→ **Extrait du texte**
▼
«Au deuxième mille, il fit le firmament (le grand vide) qu'il appela le ciel.

«Au troisième mille, il fit la mer et les eaux qui coulent dans la terre.

«Au quatrième, il fit les deux grands flambeaux de la nature.

«Au cinquième, il fit l'ame des oiseaux; des reptiles, des quadrupèdes, des animaux qui vivent dans l'air, sur la terre et dans les eaux.

«Au sixième mille, il fit l'homme.»
▲
→ **Matériel à examiner**
▼
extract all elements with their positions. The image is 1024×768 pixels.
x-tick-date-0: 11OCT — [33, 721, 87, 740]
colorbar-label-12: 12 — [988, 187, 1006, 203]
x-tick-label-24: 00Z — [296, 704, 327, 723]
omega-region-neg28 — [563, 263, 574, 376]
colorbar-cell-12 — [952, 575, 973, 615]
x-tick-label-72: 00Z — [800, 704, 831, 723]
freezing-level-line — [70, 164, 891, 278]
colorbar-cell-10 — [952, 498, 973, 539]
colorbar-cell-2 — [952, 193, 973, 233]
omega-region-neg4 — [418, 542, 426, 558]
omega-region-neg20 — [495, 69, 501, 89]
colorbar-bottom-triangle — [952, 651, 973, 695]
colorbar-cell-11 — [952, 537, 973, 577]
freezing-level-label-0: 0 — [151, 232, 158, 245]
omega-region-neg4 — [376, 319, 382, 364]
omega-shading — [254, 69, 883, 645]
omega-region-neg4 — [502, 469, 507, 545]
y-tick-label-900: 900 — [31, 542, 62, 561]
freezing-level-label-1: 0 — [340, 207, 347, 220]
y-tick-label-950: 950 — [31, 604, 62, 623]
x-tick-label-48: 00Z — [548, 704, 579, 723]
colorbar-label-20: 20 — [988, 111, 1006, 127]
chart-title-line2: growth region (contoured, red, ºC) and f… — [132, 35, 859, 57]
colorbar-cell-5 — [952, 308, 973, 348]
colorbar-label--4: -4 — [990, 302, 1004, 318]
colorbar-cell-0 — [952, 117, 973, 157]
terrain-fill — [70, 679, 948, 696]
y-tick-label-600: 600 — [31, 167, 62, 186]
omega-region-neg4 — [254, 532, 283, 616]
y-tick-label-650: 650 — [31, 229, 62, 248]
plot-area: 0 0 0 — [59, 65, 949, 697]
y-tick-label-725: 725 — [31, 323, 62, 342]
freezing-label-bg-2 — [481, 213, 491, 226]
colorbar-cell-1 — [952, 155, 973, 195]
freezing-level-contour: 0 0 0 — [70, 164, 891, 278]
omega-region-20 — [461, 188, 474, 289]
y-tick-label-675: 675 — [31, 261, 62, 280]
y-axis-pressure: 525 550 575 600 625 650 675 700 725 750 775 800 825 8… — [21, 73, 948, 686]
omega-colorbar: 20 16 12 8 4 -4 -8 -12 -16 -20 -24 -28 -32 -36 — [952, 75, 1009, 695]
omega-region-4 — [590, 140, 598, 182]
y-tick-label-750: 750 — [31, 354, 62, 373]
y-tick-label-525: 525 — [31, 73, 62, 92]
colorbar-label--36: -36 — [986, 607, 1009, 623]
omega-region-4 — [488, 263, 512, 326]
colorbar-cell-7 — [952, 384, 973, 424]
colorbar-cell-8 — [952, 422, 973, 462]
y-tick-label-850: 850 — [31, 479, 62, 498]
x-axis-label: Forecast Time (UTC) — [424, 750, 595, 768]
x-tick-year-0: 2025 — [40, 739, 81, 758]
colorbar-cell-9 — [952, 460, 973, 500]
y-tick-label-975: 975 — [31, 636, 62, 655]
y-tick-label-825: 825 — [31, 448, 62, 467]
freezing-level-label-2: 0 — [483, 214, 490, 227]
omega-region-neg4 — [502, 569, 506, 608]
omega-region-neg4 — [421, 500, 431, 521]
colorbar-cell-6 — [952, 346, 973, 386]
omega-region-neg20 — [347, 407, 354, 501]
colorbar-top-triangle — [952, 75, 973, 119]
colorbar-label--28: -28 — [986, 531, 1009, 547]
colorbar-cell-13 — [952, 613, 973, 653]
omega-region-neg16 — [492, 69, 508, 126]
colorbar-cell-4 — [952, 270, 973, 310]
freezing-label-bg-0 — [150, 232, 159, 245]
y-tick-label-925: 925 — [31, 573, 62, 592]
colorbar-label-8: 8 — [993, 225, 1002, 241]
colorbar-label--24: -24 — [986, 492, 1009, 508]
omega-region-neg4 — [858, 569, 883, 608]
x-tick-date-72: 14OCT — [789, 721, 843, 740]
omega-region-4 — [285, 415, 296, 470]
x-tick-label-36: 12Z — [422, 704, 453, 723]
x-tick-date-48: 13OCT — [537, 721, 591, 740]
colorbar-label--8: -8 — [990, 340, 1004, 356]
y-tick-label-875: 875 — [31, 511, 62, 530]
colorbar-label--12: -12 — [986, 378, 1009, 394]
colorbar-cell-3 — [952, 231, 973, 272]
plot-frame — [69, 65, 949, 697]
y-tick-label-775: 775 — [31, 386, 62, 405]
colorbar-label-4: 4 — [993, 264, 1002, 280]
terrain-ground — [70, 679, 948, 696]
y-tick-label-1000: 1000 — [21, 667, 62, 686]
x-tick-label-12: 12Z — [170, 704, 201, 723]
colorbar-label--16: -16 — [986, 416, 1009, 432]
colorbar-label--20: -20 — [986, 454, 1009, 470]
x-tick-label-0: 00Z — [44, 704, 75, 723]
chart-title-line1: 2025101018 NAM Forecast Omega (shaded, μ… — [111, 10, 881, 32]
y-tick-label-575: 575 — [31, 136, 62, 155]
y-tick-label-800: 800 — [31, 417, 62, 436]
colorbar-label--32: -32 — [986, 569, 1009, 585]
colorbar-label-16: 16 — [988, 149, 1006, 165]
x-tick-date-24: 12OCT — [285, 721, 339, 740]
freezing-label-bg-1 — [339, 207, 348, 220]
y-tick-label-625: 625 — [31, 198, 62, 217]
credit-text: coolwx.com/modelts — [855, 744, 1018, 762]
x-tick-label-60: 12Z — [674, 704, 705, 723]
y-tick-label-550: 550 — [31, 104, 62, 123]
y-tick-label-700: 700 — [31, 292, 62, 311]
▲
→ **Travail demandé**
Répondez à ces questions d'après l'extrait du texte, plus haut :
1. Que fait-il au deuxième mille, et comment l'appelle-t-il ?
2. Que fait-il au troisième mille ?
3. Que fait-il au sixième mille ?

→ **Réponse rédigée**
1. Il fait le firmament (le grand vide), qu'il appelle le ciel.
2. Il fait la mer et les eaux qui coulent dans la terre.
3. Il fait l'homme.